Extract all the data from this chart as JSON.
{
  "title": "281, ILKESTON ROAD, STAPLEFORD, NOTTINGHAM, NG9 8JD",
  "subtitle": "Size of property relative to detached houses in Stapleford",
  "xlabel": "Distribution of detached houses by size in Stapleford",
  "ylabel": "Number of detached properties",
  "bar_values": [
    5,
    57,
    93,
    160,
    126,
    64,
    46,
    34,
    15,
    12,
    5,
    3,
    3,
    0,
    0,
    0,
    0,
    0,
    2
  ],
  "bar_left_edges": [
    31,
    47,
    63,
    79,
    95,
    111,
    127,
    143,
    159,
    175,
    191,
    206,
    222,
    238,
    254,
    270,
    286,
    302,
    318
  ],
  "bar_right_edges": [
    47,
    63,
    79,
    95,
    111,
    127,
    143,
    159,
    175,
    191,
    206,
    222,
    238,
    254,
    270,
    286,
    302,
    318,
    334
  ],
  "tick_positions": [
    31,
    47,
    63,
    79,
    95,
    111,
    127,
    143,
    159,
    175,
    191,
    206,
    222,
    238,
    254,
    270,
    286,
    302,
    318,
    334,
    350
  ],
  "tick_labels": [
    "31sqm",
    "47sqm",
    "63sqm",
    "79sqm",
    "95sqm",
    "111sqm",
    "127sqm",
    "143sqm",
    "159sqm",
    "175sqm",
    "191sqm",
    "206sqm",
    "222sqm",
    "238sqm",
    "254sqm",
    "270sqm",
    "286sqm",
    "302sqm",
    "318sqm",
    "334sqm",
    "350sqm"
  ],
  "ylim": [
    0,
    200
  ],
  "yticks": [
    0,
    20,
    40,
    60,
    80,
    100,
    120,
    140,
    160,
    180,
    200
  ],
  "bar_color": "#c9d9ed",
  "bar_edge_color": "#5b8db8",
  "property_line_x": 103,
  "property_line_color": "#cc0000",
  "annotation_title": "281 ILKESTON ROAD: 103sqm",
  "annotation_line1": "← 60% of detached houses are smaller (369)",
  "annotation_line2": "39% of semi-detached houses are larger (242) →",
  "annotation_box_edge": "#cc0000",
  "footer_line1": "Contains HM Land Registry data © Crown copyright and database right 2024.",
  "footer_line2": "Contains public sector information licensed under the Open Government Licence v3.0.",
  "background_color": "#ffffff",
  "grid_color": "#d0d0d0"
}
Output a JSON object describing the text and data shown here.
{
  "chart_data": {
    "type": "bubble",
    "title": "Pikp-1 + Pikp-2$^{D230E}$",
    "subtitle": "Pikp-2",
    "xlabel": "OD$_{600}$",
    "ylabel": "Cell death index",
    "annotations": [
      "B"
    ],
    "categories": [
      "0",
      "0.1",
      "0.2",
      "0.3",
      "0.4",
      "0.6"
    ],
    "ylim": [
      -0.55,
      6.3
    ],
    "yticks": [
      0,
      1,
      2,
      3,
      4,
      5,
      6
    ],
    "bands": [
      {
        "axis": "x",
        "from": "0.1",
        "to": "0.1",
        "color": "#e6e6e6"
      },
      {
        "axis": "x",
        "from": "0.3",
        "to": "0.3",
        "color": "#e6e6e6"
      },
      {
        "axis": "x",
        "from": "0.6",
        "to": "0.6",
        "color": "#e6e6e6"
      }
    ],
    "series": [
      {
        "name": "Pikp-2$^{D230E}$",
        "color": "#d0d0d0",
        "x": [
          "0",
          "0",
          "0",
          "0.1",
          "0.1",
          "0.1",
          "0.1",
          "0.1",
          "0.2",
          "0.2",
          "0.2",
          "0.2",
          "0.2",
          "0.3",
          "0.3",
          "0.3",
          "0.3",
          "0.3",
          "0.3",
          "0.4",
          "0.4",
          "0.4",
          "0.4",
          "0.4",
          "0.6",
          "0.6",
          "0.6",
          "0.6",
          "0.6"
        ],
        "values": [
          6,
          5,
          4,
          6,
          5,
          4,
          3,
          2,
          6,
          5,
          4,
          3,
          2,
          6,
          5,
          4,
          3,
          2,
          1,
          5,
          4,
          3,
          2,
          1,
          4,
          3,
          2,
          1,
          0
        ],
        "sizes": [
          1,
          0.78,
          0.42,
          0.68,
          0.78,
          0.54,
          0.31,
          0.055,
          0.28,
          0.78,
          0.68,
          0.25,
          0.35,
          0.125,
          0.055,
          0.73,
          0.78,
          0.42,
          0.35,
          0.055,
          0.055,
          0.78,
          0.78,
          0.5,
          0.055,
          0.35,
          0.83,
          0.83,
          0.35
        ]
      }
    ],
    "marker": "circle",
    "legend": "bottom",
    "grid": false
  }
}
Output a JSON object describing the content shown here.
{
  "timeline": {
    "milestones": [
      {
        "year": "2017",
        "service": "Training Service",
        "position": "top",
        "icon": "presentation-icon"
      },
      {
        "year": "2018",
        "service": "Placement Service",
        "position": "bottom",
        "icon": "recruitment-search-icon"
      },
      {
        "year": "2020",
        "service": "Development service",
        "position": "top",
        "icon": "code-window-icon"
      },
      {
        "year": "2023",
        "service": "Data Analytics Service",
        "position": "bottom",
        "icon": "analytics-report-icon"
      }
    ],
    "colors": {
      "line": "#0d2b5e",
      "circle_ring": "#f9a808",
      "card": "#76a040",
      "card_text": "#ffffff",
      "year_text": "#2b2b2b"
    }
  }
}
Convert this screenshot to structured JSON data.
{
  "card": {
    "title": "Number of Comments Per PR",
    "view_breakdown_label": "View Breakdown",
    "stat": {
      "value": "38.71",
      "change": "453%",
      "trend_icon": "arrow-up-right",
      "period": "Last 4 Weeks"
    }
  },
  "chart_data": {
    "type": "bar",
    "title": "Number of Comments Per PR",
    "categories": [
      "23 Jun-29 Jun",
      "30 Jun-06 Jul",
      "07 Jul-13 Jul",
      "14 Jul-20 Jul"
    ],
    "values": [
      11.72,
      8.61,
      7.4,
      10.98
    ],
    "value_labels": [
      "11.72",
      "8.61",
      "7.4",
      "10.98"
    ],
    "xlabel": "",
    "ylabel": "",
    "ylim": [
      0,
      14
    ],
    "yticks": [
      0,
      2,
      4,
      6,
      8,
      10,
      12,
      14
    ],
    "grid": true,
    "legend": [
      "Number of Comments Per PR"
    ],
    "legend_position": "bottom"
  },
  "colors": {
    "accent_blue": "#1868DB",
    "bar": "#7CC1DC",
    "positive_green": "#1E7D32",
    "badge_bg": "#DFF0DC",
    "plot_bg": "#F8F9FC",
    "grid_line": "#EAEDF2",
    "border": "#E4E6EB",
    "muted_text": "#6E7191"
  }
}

▶ **What is expected**
Reproduce each line of the entries in which the word "detached" is found.

▶ **Written solution**
  "subtitle": "Size of property relative to detached houses in Stapleford",
  "xlabel": "Distribution of detached houses by size in Stapleford",
  "ylabel": "Number of detached properties",
  "annotation_line1": "← 60% of detached houses are smaller (369)",
  "annotation_line2": "39% of semi-detached houses are larger (242) →",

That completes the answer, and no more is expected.